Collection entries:
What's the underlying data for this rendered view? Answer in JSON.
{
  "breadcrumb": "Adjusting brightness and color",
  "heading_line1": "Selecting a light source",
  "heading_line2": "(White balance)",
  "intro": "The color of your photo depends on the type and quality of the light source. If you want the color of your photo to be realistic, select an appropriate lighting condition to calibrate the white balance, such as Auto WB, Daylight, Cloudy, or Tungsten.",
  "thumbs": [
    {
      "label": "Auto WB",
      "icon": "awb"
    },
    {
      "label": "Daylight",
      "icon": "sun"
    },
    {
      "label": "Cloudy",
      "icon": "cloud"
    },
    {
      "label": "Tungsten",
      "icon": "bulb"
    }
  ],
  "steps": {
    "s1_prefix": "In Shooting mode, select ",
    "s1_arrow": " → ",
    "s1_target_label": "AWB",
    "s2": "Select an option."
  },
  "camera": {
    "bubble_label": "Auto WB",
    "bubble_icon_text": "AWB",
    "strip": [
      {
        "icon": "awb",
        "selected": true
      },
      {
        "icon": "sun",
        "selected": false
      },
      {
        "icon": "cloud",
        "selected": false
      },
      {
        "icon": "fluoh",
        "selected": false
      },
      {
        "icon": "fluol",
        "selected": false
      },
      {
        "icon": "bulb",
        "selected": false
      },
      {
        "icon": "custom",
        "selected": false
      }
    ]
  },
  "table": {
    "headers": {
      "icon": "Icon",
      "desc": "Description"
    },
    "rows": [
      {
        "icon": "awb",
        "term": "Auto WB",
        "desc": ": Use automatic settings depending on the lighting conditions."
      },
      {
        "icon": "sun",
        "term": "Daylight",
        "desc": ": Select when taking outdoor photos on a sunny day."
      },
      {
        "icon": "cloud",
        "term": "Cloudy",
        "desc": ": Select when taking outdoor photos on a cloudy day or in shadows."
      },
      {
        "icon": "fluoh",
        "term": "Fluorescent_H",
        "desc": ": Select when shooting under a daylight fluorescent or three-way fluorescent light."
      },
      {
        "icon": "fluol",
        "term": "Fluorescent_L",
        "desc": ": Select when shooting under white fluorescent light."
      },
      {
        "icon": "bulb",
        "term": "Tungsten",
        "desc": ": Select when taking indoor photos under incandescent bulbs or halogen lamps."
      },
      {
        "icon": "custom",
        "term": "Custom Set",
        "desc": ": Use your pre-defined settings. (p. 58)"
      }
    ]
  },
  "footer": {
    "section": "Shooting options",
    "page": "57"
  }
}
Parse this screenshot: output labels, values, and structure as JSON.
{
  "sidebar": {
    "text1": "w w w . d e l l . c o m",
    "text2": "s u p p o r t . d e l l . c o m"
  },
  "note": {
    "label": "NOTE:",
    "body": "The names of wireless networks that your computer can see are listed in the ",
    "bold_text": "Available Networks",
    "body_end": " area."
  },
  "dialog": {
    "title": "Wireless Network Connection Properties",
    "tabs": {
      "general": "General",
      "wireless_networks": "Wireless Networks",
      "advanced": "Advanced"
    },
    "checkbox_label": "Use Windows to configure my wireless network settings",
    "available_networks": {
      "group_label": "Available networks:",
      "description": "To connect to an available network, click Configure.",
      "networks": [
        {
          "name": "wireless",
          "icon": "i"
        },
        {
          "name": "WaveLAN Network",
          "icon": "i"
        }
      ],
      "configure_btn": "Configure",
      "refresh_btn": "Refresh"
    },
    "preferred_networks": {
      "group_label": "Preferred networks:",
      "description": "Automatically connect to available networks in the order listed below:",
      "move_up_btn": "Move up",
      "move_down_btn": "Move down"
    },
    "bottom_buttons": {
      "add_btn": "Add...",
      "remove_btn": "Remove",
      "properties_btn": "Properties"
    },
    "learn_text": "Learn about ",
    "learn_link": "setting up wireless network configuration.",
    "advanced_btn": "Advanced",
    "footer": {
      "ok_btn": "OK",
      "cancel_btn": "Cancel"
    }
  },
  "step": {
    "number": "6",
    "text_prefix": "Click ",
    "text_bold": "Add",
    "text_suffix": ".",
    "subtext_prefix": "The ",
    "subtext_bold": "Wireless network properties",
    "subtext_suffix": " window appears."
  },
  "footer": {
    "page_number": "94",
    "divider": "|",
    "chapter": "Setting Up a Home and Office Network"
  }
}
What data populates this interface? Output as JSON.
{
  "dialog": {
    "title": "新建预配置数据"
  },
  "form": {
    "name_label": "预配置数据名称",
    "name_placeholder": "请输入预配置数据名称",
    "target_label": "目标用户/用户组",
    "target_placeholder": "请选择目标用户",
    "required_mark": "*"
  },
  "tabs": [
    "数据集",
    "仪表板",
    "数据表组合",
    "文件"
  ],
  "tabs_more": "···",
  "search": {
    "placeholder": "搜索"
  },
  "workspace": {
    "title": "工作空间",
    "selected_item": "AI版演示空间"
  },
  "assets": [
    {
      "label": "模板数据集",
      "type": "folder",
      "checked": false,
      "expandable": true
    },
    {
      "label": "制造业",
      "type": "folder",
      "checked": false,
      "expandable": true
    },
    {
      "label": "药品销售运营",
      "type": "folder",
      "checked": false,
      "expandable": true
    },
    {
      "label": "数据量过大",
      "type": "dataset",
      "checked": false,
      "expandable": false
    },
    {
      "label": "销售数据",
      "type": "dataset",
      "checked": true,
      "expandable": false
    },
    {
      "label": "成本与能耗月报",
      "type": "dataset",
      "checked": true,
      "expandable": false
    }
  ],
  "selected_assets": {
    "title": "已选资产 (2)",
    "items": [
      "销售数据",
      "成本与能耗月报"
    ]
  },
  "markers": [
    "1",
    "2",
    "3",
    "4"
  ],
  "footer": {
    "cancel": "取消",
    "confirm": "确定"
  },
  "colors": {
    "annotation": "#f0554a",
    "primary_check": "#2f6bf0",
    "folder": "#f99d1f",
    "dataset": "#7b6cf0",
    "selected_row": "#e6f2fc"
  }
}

TASK DESCRIPTION —
Repeat each of the entries above precisely as given.

REPLY TO THE TASK —
What's the underlying data for this rendered view? Answer in JSON.
{
  "breadcrumb": "Adjusting brightness and color",
  "heading_line1": "Selecting a light source",
  "heading_line2": "(White balance)",
  "intro": "The color of your photo depends on the type and quality of the light source. If you want the color of your photo to be realistic, select an appropriate lighting condition to calibrate the white balance, such as Auto WB, Daylight, Cloudy, or Tungsten.",
  "thumbs": [
    {
      "label": "Auto WB",
      "icon": "awb"
    },
    {
      "label": "Daylight",
      "icon": "sun"
    },
    {
      "label": "Cloudy",
      "icon": "cloud"
    },
    {
      "label": "Tungsten",
      "icon": "bulb"
    }
  ],
  "steps": {
    "s1_prefix": "In Shooting mode, select ",
    "s1_arrow": " → ",
    "s1_target_label": "AWB",
    "s2": "Select an option."
  },
  "camera": {
    "bubble_label": "Auto WB",
    "bubble_icon_text": "AWB",
    "strip": [
      {
        "icon": "awb",
        "selected": true
      },
      {
        "icon": "sun",
        "selected": false
      },
      {
        "icon": "cloud",
        "selected": false
      },
      {
        "icon": "fluoh",
        "selected": false
      },
      {
        "icon": "fluol",
        "selected": false
      },
      {
        "icon": "bulb",
        "selected": false
      },
      {
        "icon": "custom",
        "selected": false
      }
    ]
  },
  "table": {
    "headers": {
      "icon": "Icon",
      "desc": "Description"
    },
    "rows": [
      {
        "icon": "awb",
        "term": "Auto WB",
        "desc": ": Use automatic settings depending on the lighting conditions."
      },
      {
        "icon": "sun",
        "term": "Daylight",
        "desc": ": Select when taking outdoor photos on a sunny day."
      },
      {
        "icon": "cloud",
        "term": "Cloudy",
        "desc": ": Select when taking outdoor photos on a cloudy day or in shadows."
      },
      {
        "icon": "fluoh",
        "term": "Fluorescent_H",
        "desc": ": Select when shooting under a daylight fluorescent or three-way fluorescent light."
      },
      {
        "icon": "fluol",
        "term": "Fluorescent_L",
        "desc": ": Select when shooting under white fluorescent light."
      },
      {
        "icon": "bulb",
        "term": "Tungsten",
        "desc": ": Select when taking indoor photos under incandescent bulbs or halogen lamps."
      },
      {
        "icon": "custom",
        "term": "Custom Set",
        "desc": ": Use your pre-defined settings. (p. 58)"
      }
    ]
  },
  "footer": {
    "section": "Shooting options",
    "page": "57"
  }
}
Parse this screenshot: output labels, values, and structure as JSON.
{
  "sidebar": {
    "text1": "w w w . d e l l . c o m",
    "text2": "s u p p o r t . d e l l . c o m"
  },
  "note": {
    "label": "NOTE:",
    "body": "The names of wireless networks that your computer can see are listed in the ",
    "bold_text": "Available Networks",
    "body_end": " area."
  },
  "dialog": {
    "title": "Wireless Network Connection Properties",
    "tabs": {
      "general": "General",
      "wireless_networks": "Wireless Networks",
      "advanced": "Advanced"
    },
    "checkbox_label": "Use Windows to configure my wireless network settings",
    "available_networks": {
      "group_label": "Available networks:",
      "description": "To connect to an available network, click Configure.",
      "networks": [
        {
          "name": "wireless",
          "icon": "i"
        },
        {
          "name": "WaveLAN Network",
          "icon": "i"
        }
      ],
      "configure_btn": "Configure",
      "refresh_btn": "Refresh"
    },
    "preferred_networks": {
      "group_label": "Preferred networks:",
      "description": "Automatically connect to available networks in the order listed below:",
      "move_up_btn": "Move up",
      "move_down_btn": "Move down"
    },
    "bottom_buttons": {
      "add_btn": "Add...",
      "remove_btn": "Remove",
      "properties_btn": "Properties"
    },
    "learn_text": "Learn about ",
    "learn_link": "setting up wireless network configuration.",
    "advanced_btn": "Advanced",
    "footer": {
      "ok_btn": "OK",
      "cancel_btn": "Cancel"
    }
  },
  "step": {
    "number": "6",
    "text_prefix": "Click ",
    "text_bold": "Add",
    "text_suffix": ".",
    "subtext_prefix": "The ",
    "subtext_bold": "Wireless network properties",
    "subtext_suffix": " window appears."
  },
  "footer": {
    "page_number": "94",
    "divider": "|",
    "chapter": "Setting Up a Home and Office Network"
  }
}
What data populates this interface? Output as JSON.
{
  "dialog": {
    "title": "新建预配置数据"
  },
  "form": {
    "name_label": "预配置数据名称",
    "name_placeholder": "请输入预配置数据名称",
    "target_label": "目标用户/用户组",
    "target_placeholder": "请选择目标用户",
    "required_mark": "*"
  },
  "tabs": [
    "数据集",
    "仪表板",
    "数据表组合",
    "文件"
  ],
  "tabs_more": "···",
  "search": {
    "placeholder": "搜索"
  },
  "workspace": {
    "title": "工作空间",
    "selected_item": "AI版演示空间"
  },
  "assets": [
    {
      "label": "模板数据集",
      "type": "folder",
      "checked": false,
      "expandable": true
    },
    {
      "label": "制造业",
      "type": "folder",
      "checked": false,
      "expandable": true
    },
    {
      "label": "药品销售运营",
      "type": "folder",
      "checked": false,
      "expandable": true
    },
    {
      "label": "数据量过大",
      "type": "dataset",
      "checked": false,
      "expandable": false
    },
    {
      "label": "销售数据",
      "type": "dataset",
      "checked": true,
      "expandable": false
    },
    {
      "label": "成本与能耗月报",
      "type": "dataset",
      "checked": true,
      "expandable": false
    }
  ],
  "selected_assets": {
    "title": "已选资产 (2)",
    "items": [
      "销售数据",
      "成本与能耗月报"
    ]
  },
  "markers": [
    "1",
    "2",
    "3",
    "4"
  ],
  "footer": {
    "cancel": "取消",
    "confirm": "确定"
  },
  "colors": {
    "annotation": "#f0554a",
    "primary_check": "#2f6bf0",
    "folder": "#f99d1f",
    "dataset": "#7b6cf0",
    "selected_row": "#e6f2fc"
  }
}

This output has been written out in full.